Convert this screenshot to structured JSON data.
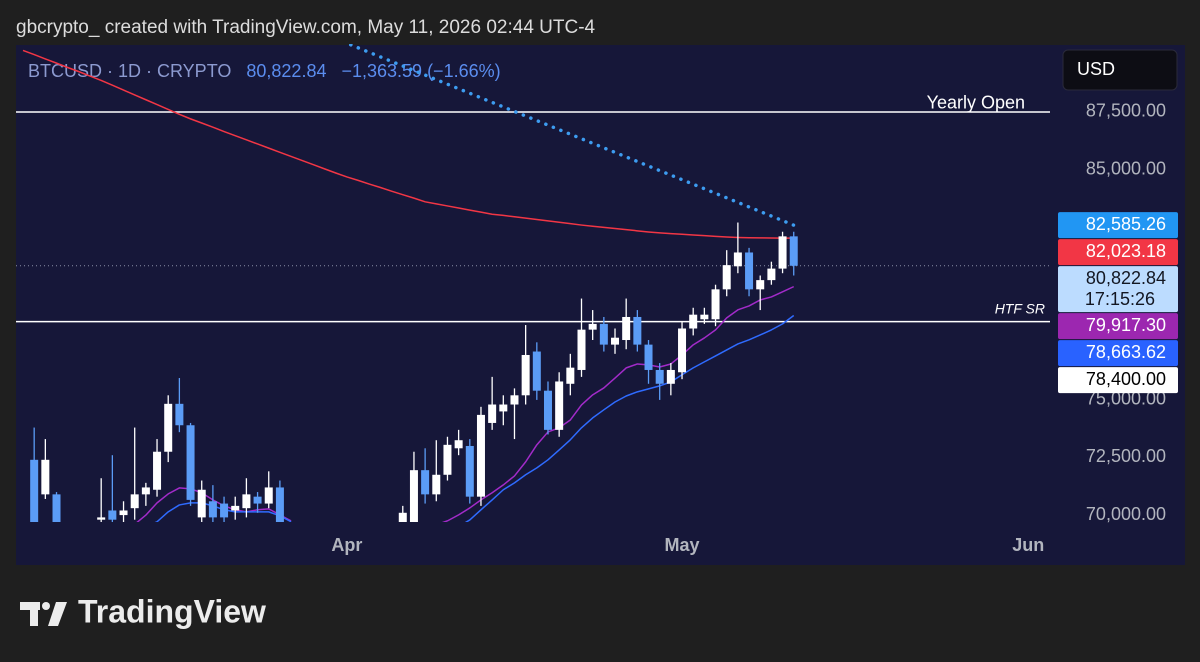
{
  "header": {
    "credit": "gbcrypto_ created with TradingView.com, May 11, 2026 02:44 UTC-4",
    "symbol": "BTCUSD · 1D · CRYPTO",
    "change": "−1,363.59 (−1.66%)",
    "currency": "USD"
  },
  "footer": {
    "brand": "TradingView"
  },
  "chart_data": {
    "type": "candlestick",
    "categories": [
      null,
      null,
      null,
      null,
      null,
      null,
      null,
      null,
      null,
      null,
      null,
      null,
      null,
      null,
      null,
      null,
      null,
      null,
      null,
      null,
      null,
      null,
      null,
      null,
      null,
      null,
      null,
      null,
      null,
      "Apr",
      null,
      null,
      null,
      null,
      null,
      null,
      null,
      null,
      null,
      null,
      null,
      null,
      null,
      null,
      null,
      null,
      null,
      null,
      null,
      null,
      null,
      null,
      null,
      null,
      null,
      null,
      null,
      null,
      null,
      "May",
      null,
      null,
      null,
      null,
      null,
      null,
      null,
      null,
      null,
      null,
      null,
      null,
      null,
      null,
      null,
      null,
      null,
      null,
      null,
      null,
      null,
      null,
      null,
      null,
      null,
      null,
      null,
      null,
      null,
      null,
      "Jun",
      null
    ],
    "open": [
      null,
      72400,
      70900,
      70900,
      null,
      null,
      null,
      69800,
      70200,
      70000,
      70300,
      70900,
      71100,
      72750,
      74830,
      73900,
      69900,
      70600,
      70500,
      70200,
      70300,
      70800,
      70500,
      71200,
      null,
      null,
      null,
      null,
      null,
      null,
      null,
      null,
      null,
      null,
      69600,
      69500,
      71950,
      70900,
      71750,
      72900,
      73000,
      70800,
      74000,
      74500,
      74800,
      75200,
      77100,
      75400,
      73700,
      75700,
      76300,
      78050,
      78300,
      77400,
      77600,
      78600,
      77400,
      76300,
      75700,
      76200,
      78100,
      78500,
      78500,
      79800,
      80800,
      81400,
      79800,
      80200,
      80700,
      82100,
      null,
      null,
      null,
      null,
      null,
      null,
      null,
      null,
      null,
      null,
      null,
      null,
      null,
      null,
      null,
      null,
      null,
      null,
      null,
      null,
      null,
      null
    ],
    "high": [
      null,
      73800,
      73300,
      71000,
      null,
      null,
      null,
      71600,
      72600,
      70600,
      73800,
      71400,
      73300,
      75200,
      75950,
      74000,
      71500,
      71300,
      70800,
      70800,
      71600,
      71000,
      71900,
      71500,
      null,
      null,
      null,
      null,
      null,
      null,
      null,
      null,
      null,
      null,
      70400,
      72750,
      72900,
      73250,
      73400,
      73700,
      73300,
      74700,
      76000,
      75200,
      75500,
      78250,
      77500,
      75800,
      76200,
      77000,
      79400,
      78900,
      78600,
      78100,
      79400,
      78900,
      77600,
      76600,
      76600,
      78400,
      79000,
      79000,
      80000,
      81500,
      82700,
      81600,
      80400,
      81000,
      82300,
      82300,
      null,
      null,
      null,
      null,
      null,
      null,
      null,
      null,
      null,
      null,
      null,
      null,
      null,
      null,
      null,
      null,
      null,
      null,
      null,
      null,
      null,
      null
    ],
    "low": [
      null,
      69200,
      70700,
      69200,
      null,
      null,
      null,
      69500,
      69500,
      69600,
      69800,
      70400,
      70800,
      72300,
      73600,
      70400,
      69600,
      69600,
      69600,
      69800,
      69900,
      70100,
      70300,
      69300,
      null,
      null,
      null,
      null,
      null,
      null,
      null,
      null,
      null,
      null,
      69300,
      69300,
      70500,
      70600,
      71500,
      72600,
      70500,
      70400,
      73700,
      73900,
      73300,
      74800,
      75000,
      73500,
      73400,
      75200,
      76000,
      77600,
      77100,
      77000,
      77200,
      77100,
      75700,
      75000,
      75200,
      75900,
      77800,
      78300,
      78200,
      79500,
      80500,
      79500,
      78900,
      80000,
      80500,
      80400,
      null,
      null,
      null,
      null,
      null,
      null,
      null,
      null,
      null,
      null,
      null,
      null,
      null,
      null,
      null,
      null,
      null,
      null,
      null,
      null,
      null,
      null
    ],
    "close": [
      null,
      69600,
      72400,
      69500,
      null,
      null,
      null,
      69900,
      69800,
      70200,
      70900,
      71200,
      72750,
      74830,
      73900,
      70660,
      71100,
      69900,
      69900,
      70400,
      70900,
      70500,
      71200,
      69600,
      null,
      null,
      null,
      null,
      null,
      null,
      null,
      null,
      null,
      null,
      70100,
      71950,
      70900,
      71750,
      73050,
      73250,
      70800,
      74350,
      74800,
      74800,
      75200,
      76950,
      75400,
      73700,
      75800,
      76400,
      78050,
      78300,
      77400,
      77700,
      78600,
      77400,
      76300,
      75700,
      76300,
      78100,
      78700,
      78700,
      79800,
      80850,
      81400,
      79800,
      80200,
      80700,
      82100,
      80822.84,
      null,
      null,
      null,
      null,
      null,
      null,
      null,
      null,
      null,
      null,
      null,
      null,
      null,
      null,
      null,
      null,
      null,
      null,
      null,
      null,
      null,
      null
    ],
    "up_color": "#ffffff",
    "down_color": "#5b9cf6",
    "lines": [
      {
        "color": "#f23645",
        "dotted": false,
        "values": [
          90170,
          89990,
          89800,
          89620,
          89430,
          89250,
          89060,
          88870,
          88660,
          88450,
          88240,
          88030,
          87820,
          87610,
          87400,
          87200,
          87020,
          86840,
          86650,
          86470,
          86290,
          86110,
          85930,
          85750,
          85570,
          85390,
          85210,
          85030,
          84850,
          84680,
          84530,
          84370,
          84220,
          84060,
          83910,
          83760,
          83600,
          83510,
          83420,
          83330,
          83240,
          83150,
          83060,
          83010,
          82950,
          82890,
          82830,
          82770,
          82710,
          82650,
          82590,
          82540,
          82490,
          82440,
          82390,
          82340,
          82290,
          82250,
          82220,
          82190,
          82160,
          82130,
          82100,
          82070,
          82050,
          82040,
          82035,
          82030,
          82025,
          82023.18,
          null,
          null,
          null,
          null,
          null,
          null,
          null,
          null,
          null,
          null,
          null,
          null,
          null,
          null,
          null,
          null,
          null,
          null,
          null,
          null,
          null,
          null
        ]
      },
      {
        "color": "#a22bc9",
        "dotted": false,
        "values": [
          null,
          null,
          null,
          null,
          null,
          null,
          null,
          null,
          null,
          null,
          69600,
          70000,
          70530,
          70920,
          71180,
          71140,
          70970,
          70660,
          70400,
          70230,
          70140,
          70230,
          70270,
          70010,
          69750,
          null,
          null,
          null,
          null,
          null,
          null,
          null,
          null,
          null,
          null,
          null,
          null,
          69580,
          69750,
          70010,
          70310,
          70660,
          70970,
          71310,
          71700,
          72310,
          73050,
          73610,
          73790,
          74130,
          74780,
          75220,
          75520,
          75950,
          76390,
          76560,
          76520,
          76430,
          76560,
          76950,
          77390,
          77690,
          78040,
          78560,
          78910,
          79080,
          79340,
          79470,
          79690,
          79917.3,
          null,
          null,
          null,
          null,
          null,
          null,
          null,
          null,
          null,
          null,
          null,
          null,
          null,
          null,
          null,
          null,
          null,
          null,
          null,
          null,
          null,
          null
        ]
      },
      {
        "color": "#2f6bff",
        "dotted": false,
        "values": [
          null,
          null,
          null,
          null,
          null,
          null,
          null,
          null,
          null,
          null,
          null,
          69500,
          69710,
          70140,
          70440,
          70530,
          70530,
          70400,
          70230,
          70140,
          70140,
          70140,
          70140,
          69970,
          69710,
          null,
          null,
          null,
          null,
          null,
          null,
          null,
          null,
          null,
          null,
          null,
          null,
          null,
          null,
          69500,
          69790,
          70230,
          70660,
          71100,
          71400,
          71750,
          72050,
          72400,
          72830,
          73270,
          73790,
          74220,
          74570,
          74910,
          75170,
          75350,
          75480,
          75610,
          75780,
          76090,
          76390,
          76650,
          76910,
          77170,
          77430,
          77610,
          77820,
          78040,
          78300,
          78663.62,
          null,
          null,
          null,
          null,
          null,
          null,
          null,
          null,
          null,
          null,
          null,
          null,
          null,
          null,
          null,
          null,
          null,
          null,
          null,
          null,
          null,
          null
        ]
      },
      {
        "color": "#3d9cf0",
        "dotted": true,
        "values": [
          null,
          null,
          null,
          null,
          null,
          null,
          null,
          null,
          null,
          null,
          null,
          null,
          null,
          null,
          null,
          null,
          null,
          null,
          null,
          null,
          null,
          null,
          null,
          null,
          null,
          null,
          null,
          null,
          90680,
          90483,
          90285,
          90088,
          89891,
          89693,
          89496,
          89298,
          89101,
          88903,
          88706,
          88509,
          88311,
          88114,
          87916,
          87719,
          87522,
          87324,
          87127,
          86929,
          86732,
          86535,
          86337,
          86140,
          85942,
          85745,
          85548,
          85350,
          85153,
          84955,
          84758,
          84561,
          84363,
          84166,
          83968,
          83771,
          83574,
          83376,
          83179,
          82981,
          82784,
          82585.26,
          null,
          null,
          null,
          null,
          null,
          null,
          null,
          null,
          null,
          null,
          null,
          null,
          null,
          null,
          null,
          null,
          null,
          null,
          null,
          null,
          null,
          null
        ]
      }
    ],
    "hlines": [
      {
        "label": "Yearly Open",
        "value": 87500,
        "color": "#ffffff"
      },
      {
        "label": "HTF SR",
        "value": 78400,
        "color": "#ffffff"
      }
    ],
    "price_labels": [
      {
        "value": 82585.26,
        "label": "82,585.26",
        "color": "#2196f3",
        "text_color": "#ffffff"
      },
      {
        "value": 82023.18,
        "label": "82,023.18",
        "color": "#f23645",
        "text_color": "#ffffff"
      },
      {
        "value": 80822.84,
        "label": "80,822.84",
        "countdown": "17:15:26",
        "color": "#bcdcff",
        "text_color": "#131722"
      },
      {
        "value": 79917.3,
        "label": "79,917.30",
        "color": "#9c27b0",
        "text_color": "#ffffff"
      },
      {
        "value": 78663.62,
        "label": "78,663.62",
        "color": "#2962ff",
        "text_color": "#ffffff"
      },
      {
        "value": 78400,
        "label": "78,400.00",
        "color": "#ffffff",
        "text_color": "#000000"
      }
    ],
    "ylim": [
      69700,
      90450
    ],
    "yticks": [
      {
        "value": 87500,
        "label": "87,500.00"
      },
      {
        "value": 85000,
        "label": "85,000.00"
      },
      {
        "value": 75000,
        "label": "75,000.00"
      },
      {
        "value": 72500,
        "label": "72,500.00"
      },
      {
        "value": 70000,
        "label": "70,000.00"
      }
    ],
    "grid": false
  }
}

-=-=-

* _Exercise description_:
Extract, from the material above, each line holding the word "TradingView".

* _Solution to this problem_:
    "credit": "gbcrypto_ created with TradingView.com, May 11, 2026 02:44 UTC-4",
    "brand": "TradingView"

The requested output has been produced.